TASK DESCRIPTION:
Give the data a second time, exactly and in full.

SUPPLIED DATA:
+++

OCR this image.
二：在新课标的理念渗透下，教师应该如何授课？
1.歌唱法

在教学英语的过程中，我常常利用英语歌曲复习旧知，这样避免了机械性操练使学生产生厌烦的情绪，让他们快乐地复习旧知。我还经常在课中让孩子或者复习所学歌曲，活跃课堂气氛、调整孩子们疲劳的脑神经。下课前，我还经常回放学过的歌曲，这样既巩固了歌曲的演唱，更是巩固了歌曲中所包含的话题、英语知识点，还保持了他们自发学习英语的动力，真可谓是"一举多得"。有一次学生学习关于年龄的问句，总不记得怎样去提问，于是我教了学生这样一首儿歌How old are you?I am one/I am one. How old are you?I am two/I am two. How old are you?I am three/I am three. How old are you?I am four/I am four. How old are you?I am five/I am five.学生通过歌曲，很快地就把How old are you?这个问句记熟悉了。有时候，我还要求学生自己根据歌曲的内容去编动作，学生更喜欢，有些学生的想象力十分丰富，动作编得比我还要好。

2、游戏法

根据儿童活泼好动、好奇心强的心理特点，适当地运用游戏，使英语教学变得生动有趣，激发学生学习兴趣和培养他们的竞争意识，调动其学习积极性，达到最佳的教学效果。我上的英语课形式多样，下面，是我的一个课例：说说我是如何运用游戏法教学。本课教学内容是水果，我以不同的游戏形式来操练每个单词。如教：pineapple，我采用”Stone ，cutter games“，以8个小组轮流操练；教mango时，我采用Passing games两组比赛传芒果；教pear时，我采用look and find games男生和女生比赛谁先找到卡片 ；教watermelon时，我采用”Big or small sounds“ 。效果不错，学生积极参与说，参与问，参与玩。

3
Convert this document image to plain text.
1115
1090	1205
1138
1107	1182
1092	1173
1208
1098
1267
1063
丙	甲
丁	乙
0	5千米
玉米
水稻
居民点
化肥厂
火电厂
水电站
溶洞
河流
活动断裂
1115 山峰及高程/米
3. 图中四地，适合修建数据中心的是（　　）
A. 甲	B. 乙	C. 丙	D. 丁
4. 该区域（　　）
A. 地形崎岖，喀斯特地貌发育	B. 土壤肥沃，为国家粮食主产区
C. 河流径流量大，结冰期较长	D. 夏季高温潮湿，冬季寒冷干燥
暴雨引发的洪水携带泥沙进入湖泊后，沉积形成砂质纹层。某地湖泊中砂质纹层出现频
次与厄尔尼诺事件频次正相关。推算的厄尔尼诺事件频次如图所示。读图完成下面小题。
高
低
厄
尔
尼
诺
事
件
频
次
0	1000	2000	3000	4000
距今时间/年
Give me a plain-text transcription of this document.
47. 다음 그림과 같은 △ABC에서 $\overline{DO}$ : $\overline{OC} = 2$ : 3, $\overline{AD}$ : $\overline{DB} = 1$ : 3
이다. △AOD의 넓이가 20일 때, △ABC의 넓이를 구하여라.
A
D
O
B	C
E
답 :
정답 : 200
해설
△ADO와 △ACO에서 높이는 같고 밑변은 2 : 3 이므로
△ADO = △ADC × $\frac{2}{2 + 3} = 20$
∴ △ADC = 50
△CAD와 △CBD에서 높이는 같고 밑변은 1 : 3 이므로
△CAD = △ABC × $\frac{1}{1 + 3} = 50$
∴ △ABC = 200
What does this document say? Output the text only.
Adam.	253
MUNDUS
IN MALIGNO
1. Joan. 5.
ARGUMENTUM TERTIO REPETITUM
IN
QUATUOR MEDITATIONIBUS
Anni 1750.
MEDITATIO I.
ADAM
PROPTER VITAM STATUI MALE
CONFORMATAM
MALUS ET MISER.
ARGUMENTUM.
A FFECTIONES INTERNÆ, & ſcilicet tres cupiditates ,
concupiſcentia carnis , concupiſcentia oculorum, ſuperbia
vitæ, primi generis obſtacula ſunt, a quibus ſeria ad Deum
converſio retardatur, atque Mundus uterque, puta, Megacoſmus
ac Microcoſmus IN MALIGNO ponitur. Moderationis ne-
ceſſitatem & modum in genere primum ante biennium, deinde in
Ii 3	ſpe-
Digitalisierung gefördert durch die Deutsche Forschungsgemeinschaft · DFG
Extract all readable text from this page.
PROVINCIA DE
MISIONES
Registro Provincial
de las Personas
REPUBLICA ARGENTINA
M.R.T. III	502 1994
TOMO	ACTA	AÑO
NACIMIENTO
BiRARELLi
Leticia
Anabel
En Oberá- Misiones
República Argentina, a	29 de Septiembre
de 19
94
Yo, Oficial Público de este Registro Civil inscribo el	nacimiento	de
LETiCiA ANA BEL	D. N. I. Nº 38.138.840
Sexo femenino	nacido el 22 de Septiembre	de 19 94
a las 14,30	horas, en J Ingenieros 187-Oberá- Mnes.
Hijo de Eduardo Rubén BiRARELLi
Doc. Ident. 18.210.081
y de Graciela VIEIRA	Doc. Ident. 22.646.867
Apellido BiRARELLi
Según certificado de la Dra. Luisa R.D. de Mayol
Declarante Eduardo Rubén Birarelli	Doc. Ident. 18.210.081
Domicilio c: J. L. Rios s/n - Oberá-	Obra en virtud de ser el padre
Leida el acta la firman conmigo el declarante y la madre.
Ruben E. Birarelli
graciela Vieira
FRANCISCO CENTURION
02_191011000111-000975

+++

COMPLETE RESPONSE:
OCR this image.
二：在新课标的理念渗透下，教师应该如何授课？
1.歌唱法

在教学英语的过程中，我常常利用英语歌曲复习旧知，这样避免了机械性操练使学生产生厌烦的情绪，让他们快乐地复习旧知。我还经常在课中让孩子或者复习所学歌曲，活跃课堂气氛、调整孩子们疲劳的脑神经。下课前，我还经常回放学过的歌曲，这样既巩固了歌曲的演唱，更是巩固了歌曲中所包含的话题、英语知识点，还保持了他们自发学习英语的动力，真可谓是"一举多得"。有一次学生学习关于年龄的问句，总不记得怎样去提问，于是我教了学生这样一首儿歌How old are you?I am one/I am one. How old are you?I am two/I am two. How old are you?I am three/I am three. How old are you?I am four/I am four. How old are you?I am five/I am five.学生通过歌曲，很快地就把How old are you?这个问句记熟悉了。有时候，我还要求学生自己根据歌曲的内容去编动作，学生更喜欢，有些学生的想象力十分丰富，动作编得比我还要好。

2、游戏法

根据儿童活泼好动、好奇心强的心理特点，适当地运用游戏，使英语教学变得生动有趣，激发学生学习兴趣和培养他们的竞争意识，调动其学习积极性，达到最佳的教学效果。我上的英语课形式多样，下面，是我的一个课例：说说我是如何运用游戏法教学。本课教学内容是水果，我以不同的游戏形式来操练每个单词。如教：pineapple，我采用”Stone ，cutter games“，以8个小组轮流操练；教mango时，我采用Passing games两组比赛传芒果；教pear时，我采用look and find games男生和女生比赛谁先找到卡片 ；教watermelon时，我采用”Big or small sounds“ 。效果不错，学生积极参与说，参与问，参与玩。

3
Convert this document image to plain text.
1115
1090	1205
1138
1107	1182
1092	1173
1208
1098
1267
1063
丙	甲
丁	乙
0	5千米
玉米
水稻
居民点
化肥厂
火电厂
水电站
溶洞
河流
活动断裂
1115 山峰及高程/米
3. 图中四地，适合修建数据中心的是（　　）
A. 甲	B. 乙	C. 丙	D. 丁
4. 该区域（　　）
A. 地形崎岖，喀斯特地貌发育	B. 土壤肥沃，为国家粮食主产区
C. 河流径流量大，结冰期较长	D. 夏季高温潮湿，冬季寒冷干燥
暴雨引发的洪水携带泥沙进入湖泊后，沉积形成砂质纹层。某地湖泊中砂质纹层出现频
次与厄尔尼诺事件频次正相关。推算的厄尔尼诺事件频次如图所示。读图完成下面小题。
高
低
厄
尔
尼
诺
事
件
频
次
0	1000	2000	3000	4000
距今时间/年
Give me a plain-text transcription of this document.
47. 다음 그림과 같은 △ABC에서 $\overline{DO}$ : $\overline{OC} = 2$ : 3, $\overline{AD}$ : $\overline{DB} = 1$ : 3
이다. △AOD의 넓이가 20일 때, △ABC의 넓이를 구하여라.
A
D
O
B	C
E
답 :
정답 : 200
해설
△ADO와 △ACO에서 높이는 같고 밑변은 2 : 3 이므로
△ADO = △ADC × $\frac{2}{2 + 3} = 20$
∴ △ADC = 50
△CAD와 △CBD에서 높이는 같고 밑변은 1 : 3 이므로
△CAD = △ABC × $\frac{1}{1 + 3} = 50$
∴ △ABC = 200
What does this document say? Output the text only.
Adam.	253
MUNDUS
IN MALIGNO
1. Joan. 5.
ARGUMENTUM TERTIO REPETITUM
IN
QUATUOR MEDITATIONIBUS
Anni 1750.
MEDITATIO I.
ADAM
PROPTER VITAM STATUI MALE
CONFORMATAM
MALUS ET MISER.
ARGUMENTUM.
A FFECTIONES INTERNÆ, & ſcilicet tres cupiditates ,
concupiſcentia carnis , concupiſcentia oculorum, ſuperbia
vitæ, primi generis obſtacula ſunt, a quibus ſeria ad Deum
converſio retardatur, atque Mundus uterque, puta, Megacoſmus
ac Microcoſmus IN MALIGNO ponitur. Moderationis ne-
ceſſitatem & modum in genere primum ante biennium, deinde in
Ii 3	ſpe-
Digitalisierung gefördert durch die Deutsche Forschungsgemeinschaft · DFG
Extract all readable text from this page.
PROVINCIA DE
MISIONES
Registro Provincial
de las Personas
REPUBLICA ARGENTINA
M.R.T. III	502 1994
TOMO	ACTA	AÑO
NACIMIENTO
BiRARELLi
Leticia
Anabel
En Oberá- Misiones
República Argentina, a	29 de Septiembre
de 19
94
Yo, Oficial Público de este Registro Civil inscribo el	nacimiento	de
LETiCiA ANA BEL	D. N. I. Nº 38.138.840
Sexo femenino	nacido el 22 de Septiembre	de 19 94
a las 14,30	horas, en J Ingenieros 187-Oberá- Mnes.
Hijo de Eduardo Rubén BiRARELLi
Doc. Ident. 18.210.081
y de Graciela VIEIRA	Doc. Ident. 22.646.867
Apellido BiRARELLi
Según certificado de la Dra. Luisa R.D. de Mayol
Declarante Eduardo Rubén Birarelli	Doc. Ident. 18.210.081
Domicilio c: J. L. Rios s/n - Oberá-	Obra en virtud de ser el padre
Leida el acta la firman conmigo el declarante y la madre.
Ruben E. Birarelli
graciela Vieira
FRANCISCO CENTURION
02_191011000111-000975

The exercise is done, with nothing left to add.